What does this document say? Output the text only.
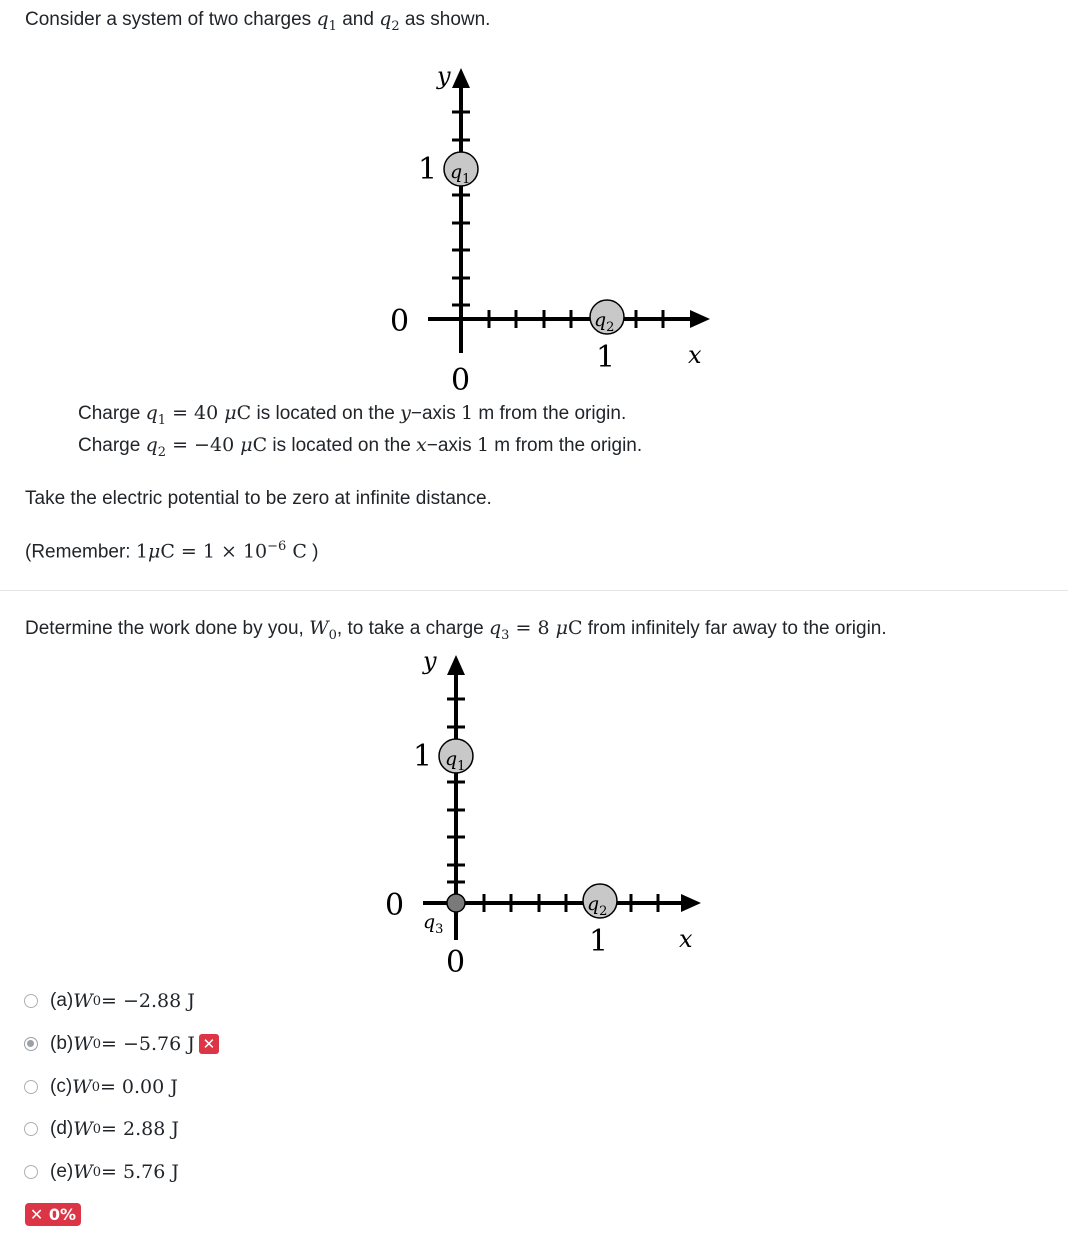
Consider a system of two charges $q_1$ and $q_2$ as shown.
y
$q_1$
$q_2$
1
0
1	x
0
Charge $q_1 = 40$ μC is located on the y−axis 1 m from the origin.
Charge $q_2 = -40$ μC is located on the x−axis 1 m from the origin.
Take the electric potential to be zero at infinite distance.
(Remember: $1\mu C = 1 \times 10^{-6}$ C )
Determine the work done by you, $W_0$, to take a charge $q_3 = 8$ μC from infinitely far away to the origin.
y
$q_1$
$q_2$
$q_3$
1
0
1	x
0
(a) W 0 = −2.88 J
(b) W 0 = −5.76 J ✕
(c) W 0 = 0.00 J
(d) W 0 = 2.88 J
(e) W 0 = 5.76 J
✕ 0%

• • •

### [JOB]
Copy all lines of the listing above that contain the string "origin".

### [SOLUTION TO THIS PROBLEM]
Charge $q_1 = 40$ μC is located on the y−axis 1 m from the origin.
Charge $q_2 = -40$ μC is located on the x−axis 1 m from the origin.
Determine the work done by you, $W_0$, to take a charge $q_3 = 8$ μC from infinitely far away to the origin.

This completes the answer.